=== Records to use ===
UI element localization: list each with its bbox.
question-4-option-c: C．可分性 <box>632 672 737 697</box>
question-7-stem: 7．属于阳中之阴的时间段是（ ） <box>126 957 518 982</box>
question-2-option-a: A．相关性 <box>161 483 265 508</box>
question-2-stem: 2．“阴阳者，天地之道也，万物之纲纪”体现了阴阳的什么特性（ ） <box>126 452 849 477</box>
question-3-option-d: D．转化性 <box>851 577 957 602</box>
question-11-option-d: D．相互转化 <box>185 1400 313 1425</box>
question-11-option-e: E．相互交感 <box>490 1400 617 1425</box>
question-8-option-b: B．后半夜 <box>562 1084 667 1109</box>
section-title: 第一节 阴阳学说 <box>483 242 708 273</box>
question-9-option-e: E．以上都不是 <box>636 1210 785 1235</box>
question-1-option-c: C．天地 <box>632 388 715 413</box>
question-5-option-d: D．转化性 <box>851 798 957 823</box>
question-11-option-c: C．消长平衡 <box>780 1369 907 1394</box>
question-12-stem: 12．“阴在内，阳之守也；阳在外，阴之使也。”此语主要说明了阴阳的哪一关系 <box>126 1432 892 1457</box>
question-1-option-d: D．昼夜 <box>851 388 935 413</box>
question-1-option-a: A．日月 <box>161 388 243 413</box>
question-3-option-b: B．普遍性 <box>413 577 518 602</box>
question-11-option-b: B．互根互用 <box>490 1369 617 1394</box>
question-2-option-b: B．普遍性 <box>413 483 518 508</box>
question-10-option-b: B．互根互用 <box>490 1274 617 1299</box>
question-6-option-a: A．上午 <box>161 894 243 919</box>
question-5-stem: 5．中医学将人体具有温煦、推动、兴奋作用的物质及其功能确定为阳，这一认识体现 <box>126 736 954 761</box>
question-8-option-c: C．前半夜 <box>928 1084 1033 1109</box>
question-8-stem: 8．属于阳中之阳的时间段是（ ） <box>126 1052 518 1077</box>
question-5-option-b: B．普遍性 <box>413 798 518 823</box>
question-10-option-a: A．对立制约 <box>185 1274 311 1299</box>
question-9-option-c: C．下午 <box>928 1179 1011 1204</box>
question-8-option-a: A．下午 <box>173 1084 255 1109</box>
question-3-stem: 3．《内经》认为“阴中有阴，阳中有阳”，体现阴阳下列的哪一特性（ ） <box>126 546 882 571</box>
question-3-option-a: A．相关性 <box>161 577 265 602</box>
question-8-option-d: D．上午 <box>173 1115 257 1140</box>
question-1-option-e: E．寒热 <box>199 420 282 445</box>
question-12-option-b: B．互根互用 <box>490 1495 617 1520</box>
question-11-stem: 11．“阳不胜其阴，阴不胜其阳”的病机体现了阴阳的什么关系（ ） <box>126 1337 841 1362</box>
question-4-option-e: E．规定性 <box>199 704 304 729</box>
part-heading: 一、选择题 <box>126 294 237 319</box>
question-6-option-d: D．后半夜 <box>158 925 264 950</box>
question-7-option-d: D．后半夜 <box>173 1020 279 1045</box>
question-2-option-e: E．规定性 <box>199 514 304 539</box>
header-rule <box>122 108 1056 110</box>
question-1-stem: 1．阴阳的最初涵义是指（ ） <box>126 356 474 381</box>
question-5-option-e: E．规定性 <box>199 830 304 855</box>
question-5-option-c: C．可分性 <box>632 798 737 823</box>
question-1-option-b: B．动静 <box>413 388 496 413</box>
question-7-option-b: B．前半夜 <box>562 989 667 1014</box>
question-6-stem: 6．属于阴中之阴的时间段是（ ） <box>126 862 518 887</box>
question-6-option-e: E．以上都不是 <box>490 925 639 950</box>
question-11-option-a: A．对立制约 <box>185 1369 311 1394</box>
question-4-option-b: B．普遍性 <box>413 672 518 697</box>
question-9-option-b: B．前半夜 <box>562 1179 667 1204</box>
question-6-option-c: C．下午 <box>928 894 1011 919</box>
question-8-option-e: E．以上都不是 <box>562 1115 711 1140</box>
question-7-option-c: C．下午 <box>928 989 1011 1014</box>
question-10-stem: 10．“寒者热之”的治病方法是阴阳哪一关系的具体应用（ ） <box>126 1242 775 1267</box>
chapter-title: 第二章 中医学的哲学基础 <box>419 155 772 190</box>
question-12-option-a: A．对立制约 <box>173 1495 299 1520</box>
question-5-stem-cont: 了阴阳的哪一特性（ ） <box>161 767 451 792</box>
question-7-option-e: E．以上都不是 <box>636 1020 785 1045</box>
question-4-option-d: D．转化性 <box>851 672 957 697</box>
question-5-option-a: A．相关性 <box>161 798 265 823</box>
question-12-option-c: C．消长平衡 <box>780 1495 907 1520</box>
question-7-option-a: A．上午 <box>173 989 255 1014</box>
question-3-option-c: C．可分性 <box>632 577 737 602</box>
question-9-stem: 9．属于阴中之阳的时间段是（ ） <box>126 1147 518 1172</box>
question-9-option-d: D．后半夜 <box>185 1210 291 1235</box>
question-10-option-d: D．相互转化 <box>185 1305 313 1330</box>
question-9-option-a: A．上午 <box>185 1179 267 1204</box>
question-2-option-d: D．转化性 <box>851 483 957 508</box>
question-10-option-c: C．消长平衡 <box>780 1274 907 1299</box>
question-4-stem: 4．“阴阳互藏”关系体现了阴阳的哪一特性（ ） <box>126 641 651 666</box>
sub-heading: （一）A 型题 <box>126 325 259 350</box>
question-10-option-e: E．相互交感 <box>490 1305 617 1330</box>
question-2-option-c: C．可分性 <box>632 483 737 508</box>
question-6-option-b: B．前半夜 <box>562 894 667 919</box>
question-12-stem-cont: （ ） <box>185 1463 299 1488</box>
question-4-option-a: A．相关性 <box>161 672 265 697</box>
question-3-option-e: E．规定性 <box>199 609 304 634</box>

=== Work to be completed ===
Reproduce the material above line for line, with no changes.

=== Task answer ===
UI element localization: list each with its bbox.
question-4-option-c: C．可分性 <box>632 672 737 697</box>
question-7-stem: 7．属于阳中之阴的时间段是（ ） <box>126 957 518 982</box>
question-2-option-a: A．相关性 <box>161 483 265 508</box>
question-2-stem: 2．“阴阳者，天地之道也，万物之纲纪”体现了阴阳的什么特性（ ） <box>126 452 849 477</box>
question-3-option-d: D．转化性 <box>851 577 957 602</box>
question-11-option-d: D．相互转化 <box>185 1400 313 1425</box>
question-11-option-e: E．相互交感 <box>490 1400 617 1425</box>
question-8-option-b: B．后半夜 <box>562 1084 667 1109</box>
section-title: 第一节 阴阳学说 <box>483 242 708 273</box>
question-9-option-e: E．以上都不是 <box>636 1210 785 1235</box>
question-1-option-c: C．天地 <box>632 388 715 413</box>
question-5-option-d: D．转化性 <box>851 798 957 823</box>
question-11-option-c: C．消长平衡 <box>780 1369 907 1394</box>
question-12-stem: 12．“阴在内，阳之守也；阳在外，阴之使也。”此语主要说明了阴阳的哪一关系 <box>126 1432 892 1457</box>
question-1-option-d: D．昼夜 <box>851 388 935 413</box>
question-1-option-a: A．日月 <box>161 388 243 413</box>
question-3-option-b: B．普遍性 <box>413 577 518 602</box>
question-11-option-b: B．互根互用 <box>490 1369 617 1394</box>
question-2-option-b: B．普遍性 <box>413 483 518 508</box>
question-10-option-b: B．互根互用 <box>490 1274 617 1299</box>
question-6-option-a: A．上午 <box>161 894 243 919</box>
question-5-stem: 5．中医学将人体具有温煦、推动、兴奋作用的物质及其功能确定为阳，这一认识体现 <box>126 736 954 761</box>
question-8-option-c: C．前半夜 <box>928 1084 1033 1109</box>
question-8-stem: 8．属于阳中之阳的时间段是（ ） <box>126 1052 518 1077</box>
question-5-option-b: B．普遍性 <box>413 798 518 823</box>
question-10-option-a: A．对立制约 <box>185 1274 311 1299</box>
question-9-option-c: C．下午 <box>928 1179 1011 1204</box>
question-8-option-a: A．下午 <box>173 1084 255 1109</box>
question-3-stem: 3．《内经》认为“阴中有阴，阳中有阳”，体现阴阳下列的哪一特性（ ） <box>126 546 882 571</box>
question-3-option-a: A．相关性 <box>161 577 265 602</box>
question-8-option-d: D．上午 <box>173 1115 257 1140</box>
question-1-option-e: E．寒热 <box>199 420 282 445</box>
question-12-option-b: B．互根互用 <box>490 1495 617 1520</box>
question-11-stem: 11．“阳不胜其阴，阴不胜其阳”的病机体现了阴阳的什么关系（ ） <box>126 1337 841 1362</box>
question-4-option-e: E．规定性 <box>199 704 304 729</box>
part-heading: 一、选择题 <box>126 294 237 319</box>
question-6-option-d: D．后半夜 <box>158 925 264 950</box>
question-7-option-d: D．后半夜 <box>173 1020 279 1045</box>
question-2-option-e: E．规定性 <box>199 514 304 539</box>
header-rule <box>122 108 1056 110</box>
question-1-stem: 1．阴阳的最初涵义是指（ ） <box>126 356 474 381</box>
question-5-option-e: E．规定性 <box>199 830 304 855</box>
question-5-option-c: C．可分性 <box>632 798 737 823</box>
question-1-option-b: B．动静 <box>413 388 496 413</box>
question-7-option-b: B．前半夜 <box>562 989 667 1014</box>
question-6-stem: 6．属于阴中之阴的时间段是（ ） <box>126 862 518 887</box>
question-6-option-e: E．以上都不是 <box>490 925 639 950</box>
question-11-option-a: A．对立制约 <box>185 1369 311 1394</box>
question-4-option-b: B．普遍性 <box>413 672 518 697</box>
question-9-option-b: B．前半夜 <box>562 1179 667 1204</box>
question-6-option-c: C．下午 <box>928 894 1011 919</box>
question-8-option-e: E．以上都不是 <box>562 1115 711 1140</box>
question-7-option-c: C．下午 <box>928 989 1011 1014</box>
question-10-stem: 10．“寒者热之”的治病方法是阴阳哪一关系的具体应用（ ） <box>126 1242 775 1267</box>
chapter-title: 第二章 中医学的哲学基础 <box>419 155 772 190</box>
question-12-option-a: A．对立制约 <box>173 1495 299 1520</box>
question-5-stem-cont: 了阴阳的哪一特性（ ） <box>161 767 451 792</box>
question-7-option-e: E．以上都不是 <box>636 1020 785 1045</box>
question-4-option-d: D．转化性 <box>851 672 957 697</box>
question-5-option-a: A．相关性 <box>161 798 265 823</box>
question-12-option-c: C．消长平衡 <box>780 1495 907 1520</box>
question-7-option-a: A．上午 <box>173 989 255 1014</box>
question-3-option-c: C．可分性 <box>632 577 737 602</box>
question-9-stem: 9．属于阴中之阳的时间段是（ ） <box>126 1147 518 1172</box>
question-9-option-d: D．后半夜 <box>185 1210 291 1235</box>
question-10-option-d: D．相互转化 <box>185 1305 313 1330</box>
question-9-option-a: A．上午 <box>185 1179 267 1204</box>
question-2-option-d: D．转化性 <box>851 483 957 508</box>
question-10-option-c: C．消长平衡 <box>780 1274 907 1299</box>
question-4-stem: 4．“阴阳互藏”关系体现了阴阳的哪一特性（ ） <box>126 641 651 666</box>
sub-heading: （一）A 型题 <box>126 325 259 350</box>
question-10-option-e: E．相互交感 <box>490 1305 617 1330</box>
question-2-option-c: C．可分性 <box>632 483 737 508</box>
question-6-option-b: B．前半夜 <box>562 894 667 919</box>
question-12-stem-cont: （ ） <box>185 1463 299 1488</box>
question-4-option-a: A．相关性 <box>161 672 265 697</box>
question-3-option-e: E．规定性 <box>199 609 304 634</box>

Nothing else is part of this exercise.